[Dataset items]
▼

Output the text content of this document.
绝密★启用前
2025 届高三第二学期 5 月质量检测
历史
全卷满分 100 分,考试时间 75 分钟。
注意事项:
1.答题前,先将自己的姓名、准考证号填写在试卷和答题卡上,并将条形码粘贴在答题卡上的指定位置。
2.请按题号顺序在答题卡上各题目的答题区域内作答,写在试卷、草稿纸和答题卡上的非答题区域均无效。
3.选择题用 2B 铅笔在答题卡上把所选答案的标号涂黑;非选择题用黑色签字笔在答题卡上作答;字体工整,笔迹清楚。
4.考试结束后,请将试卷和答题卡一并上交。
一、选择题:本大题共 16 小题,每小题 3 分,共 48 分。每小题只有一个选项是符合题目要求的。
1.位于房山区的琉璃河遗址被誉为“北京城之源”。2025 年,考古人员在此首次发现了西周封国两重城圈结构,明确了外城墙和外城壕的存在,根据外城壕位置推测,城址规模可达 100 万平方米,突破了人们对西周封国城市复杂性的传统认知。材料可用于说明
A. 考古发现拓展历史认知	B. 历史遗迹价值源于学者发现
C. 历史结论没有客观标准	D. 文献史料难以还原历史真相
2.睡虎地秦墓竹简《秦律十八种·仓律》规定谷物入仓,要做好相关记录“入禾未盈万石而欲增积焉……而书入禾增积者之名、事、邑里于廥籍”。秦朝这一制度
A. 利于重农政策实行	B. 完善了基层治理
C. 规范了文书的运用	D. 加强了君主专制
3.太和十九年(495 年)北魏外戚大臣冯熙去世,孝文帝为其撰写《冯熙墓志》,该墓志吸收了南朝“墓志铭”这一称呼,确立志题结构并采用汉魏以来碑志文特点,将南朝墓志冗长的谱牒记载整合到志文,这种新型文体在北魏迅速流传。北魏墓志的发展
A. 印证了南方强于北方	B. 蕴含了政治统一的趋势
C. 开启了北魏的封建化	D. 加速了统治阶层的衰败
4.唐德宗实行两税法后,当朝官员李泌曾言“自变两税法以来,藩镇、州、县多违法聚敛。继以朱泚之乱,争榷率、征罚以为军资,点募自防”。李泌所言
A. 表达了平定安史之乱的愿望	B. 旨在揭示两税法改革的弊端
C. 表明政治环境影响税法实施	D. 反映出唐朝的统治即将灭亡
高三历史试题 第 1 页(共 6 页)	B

▲
▼

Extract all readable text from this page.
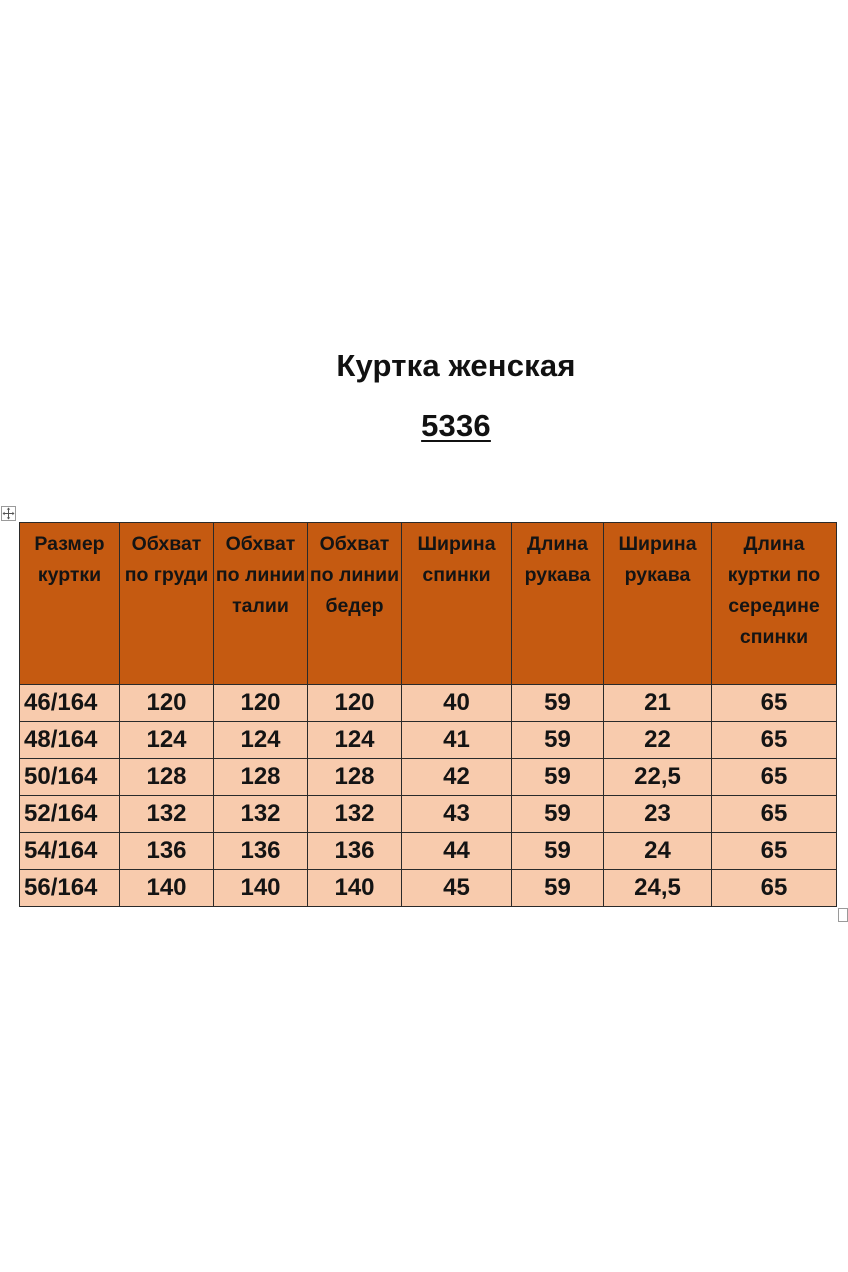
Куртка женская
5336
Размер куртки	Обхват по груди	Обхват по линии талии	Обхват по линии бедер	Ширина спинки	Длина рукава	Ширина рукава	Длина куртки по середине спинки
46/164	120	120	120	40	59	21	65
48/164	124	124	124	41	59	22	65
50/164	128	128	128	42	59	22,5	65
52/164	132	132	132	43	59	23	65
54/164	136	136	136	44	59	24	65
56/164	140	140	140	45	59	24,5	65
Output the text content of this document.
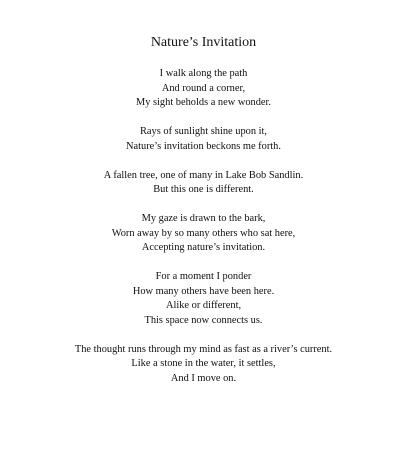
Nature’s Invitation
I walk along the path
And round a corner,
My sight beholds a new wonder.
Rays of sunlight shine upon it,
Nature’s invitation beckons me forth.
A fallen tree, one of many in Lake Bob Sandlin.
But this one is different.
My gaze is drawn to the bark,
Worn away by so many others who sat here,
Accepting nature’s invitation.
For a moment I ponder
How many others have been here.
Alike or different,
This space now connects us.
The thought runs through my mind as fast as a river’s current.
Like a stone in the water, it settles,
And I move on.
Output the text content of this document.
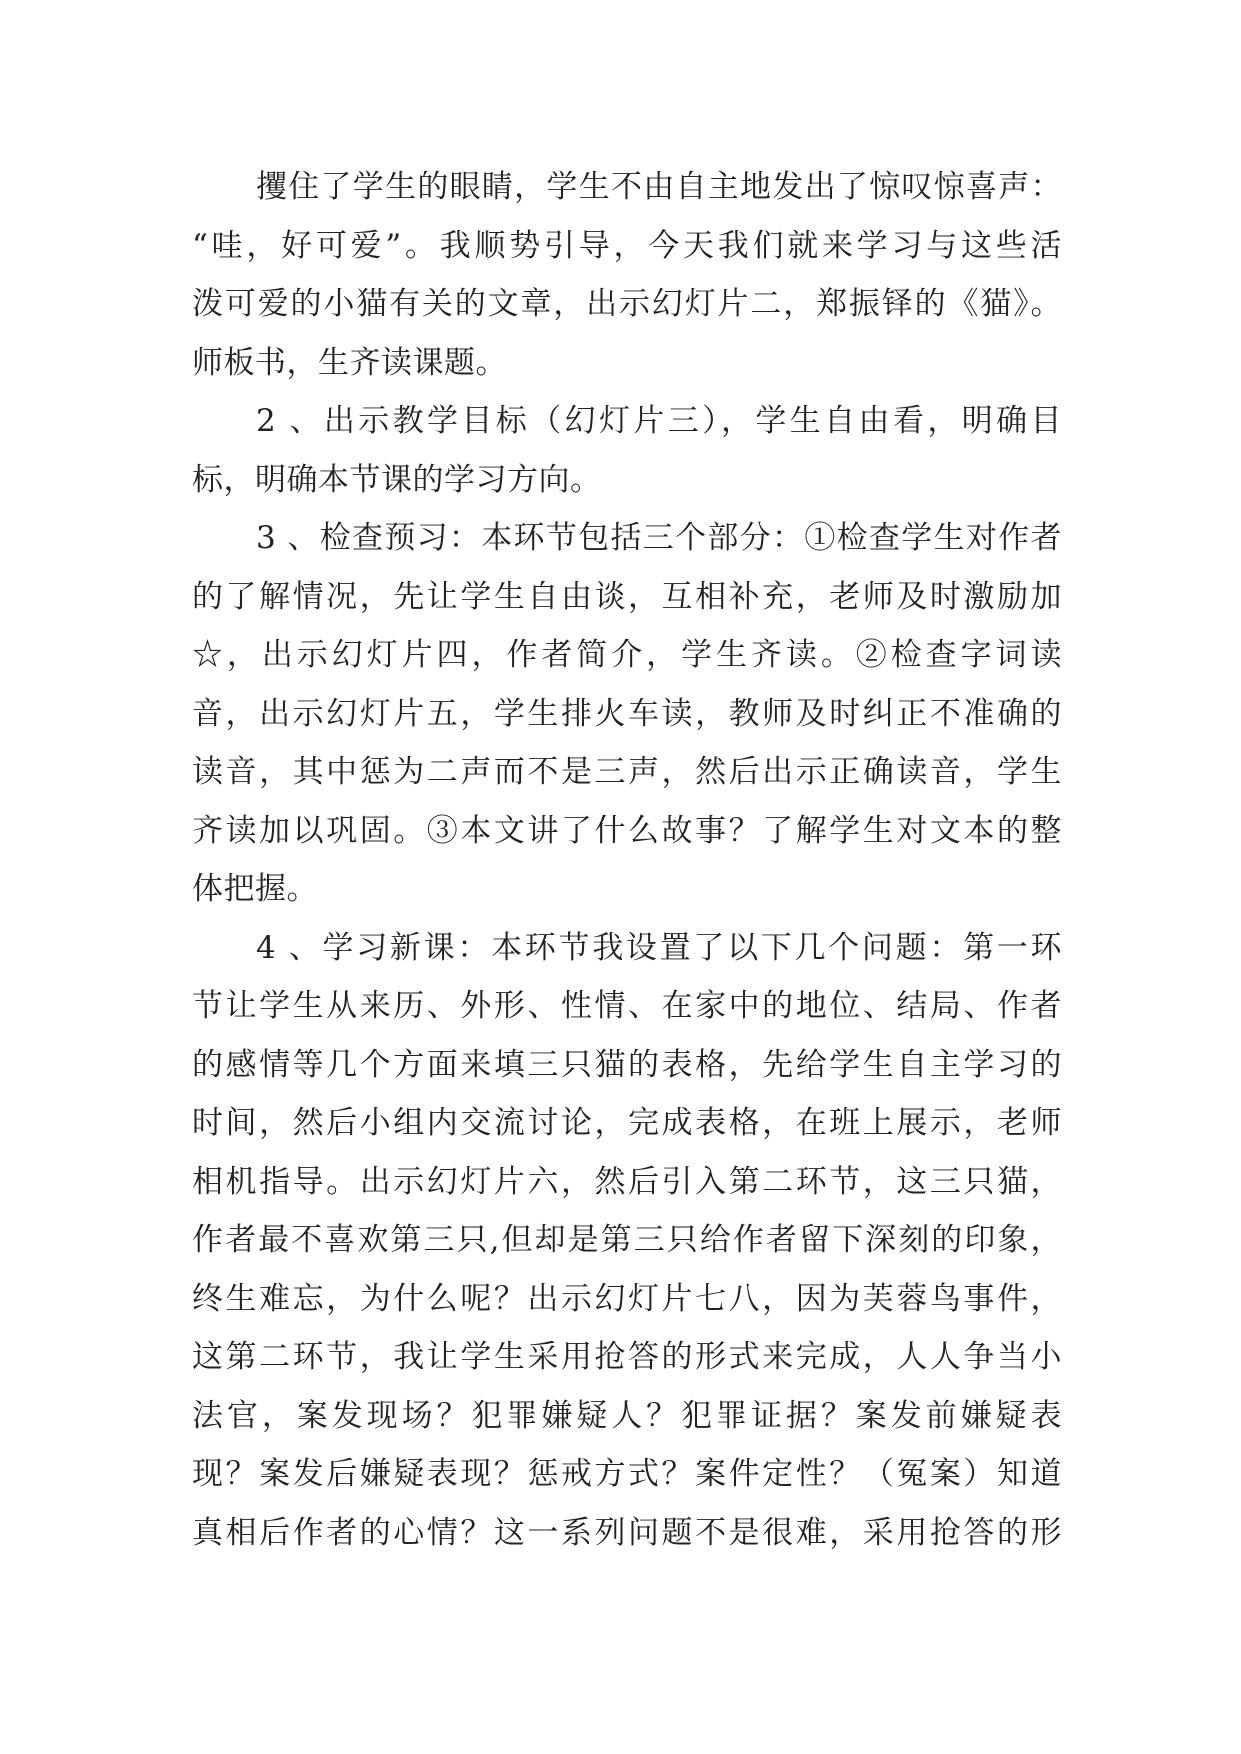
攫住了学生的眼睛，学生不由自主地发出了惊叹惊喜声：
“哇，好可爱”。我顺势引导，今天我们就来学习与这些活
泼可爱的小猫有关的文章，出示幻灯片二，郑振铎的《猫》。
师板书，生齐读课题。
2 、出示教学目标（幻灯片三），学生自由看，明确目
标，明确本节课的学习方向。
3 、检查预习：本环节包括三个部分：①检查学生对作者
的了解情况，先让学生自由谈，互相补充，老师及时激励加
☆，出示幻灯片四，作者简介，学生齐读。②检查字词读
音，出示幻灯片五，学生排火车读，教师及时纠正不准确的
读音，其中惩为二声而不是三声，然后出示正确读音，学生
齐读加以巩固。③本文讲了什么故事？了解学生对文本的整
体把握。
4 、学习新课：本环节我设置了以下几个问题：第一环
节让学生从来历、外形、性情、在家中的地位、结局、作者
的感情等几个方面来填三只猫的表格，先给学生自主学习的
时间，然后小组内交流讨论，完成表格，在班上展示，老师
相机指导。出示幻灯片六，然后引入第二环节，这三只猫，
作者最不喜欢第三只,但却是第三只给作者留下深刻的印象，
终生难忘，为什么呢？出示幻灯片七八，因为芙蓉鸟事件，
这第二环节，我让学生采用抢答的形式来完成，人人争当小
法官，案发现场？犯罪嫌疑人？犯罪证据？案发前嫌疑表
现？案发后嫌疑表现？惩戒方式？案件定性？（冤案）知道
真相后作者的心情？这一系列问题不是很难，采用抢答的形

▲

● **What you will do**
Lines of the material that contain the word "many" are to be gathered.

● **Worked answer**
A fallen tree, one of many in Lake Bob Sandlin.
Worn away by so many others who sat here,
How many others have been here.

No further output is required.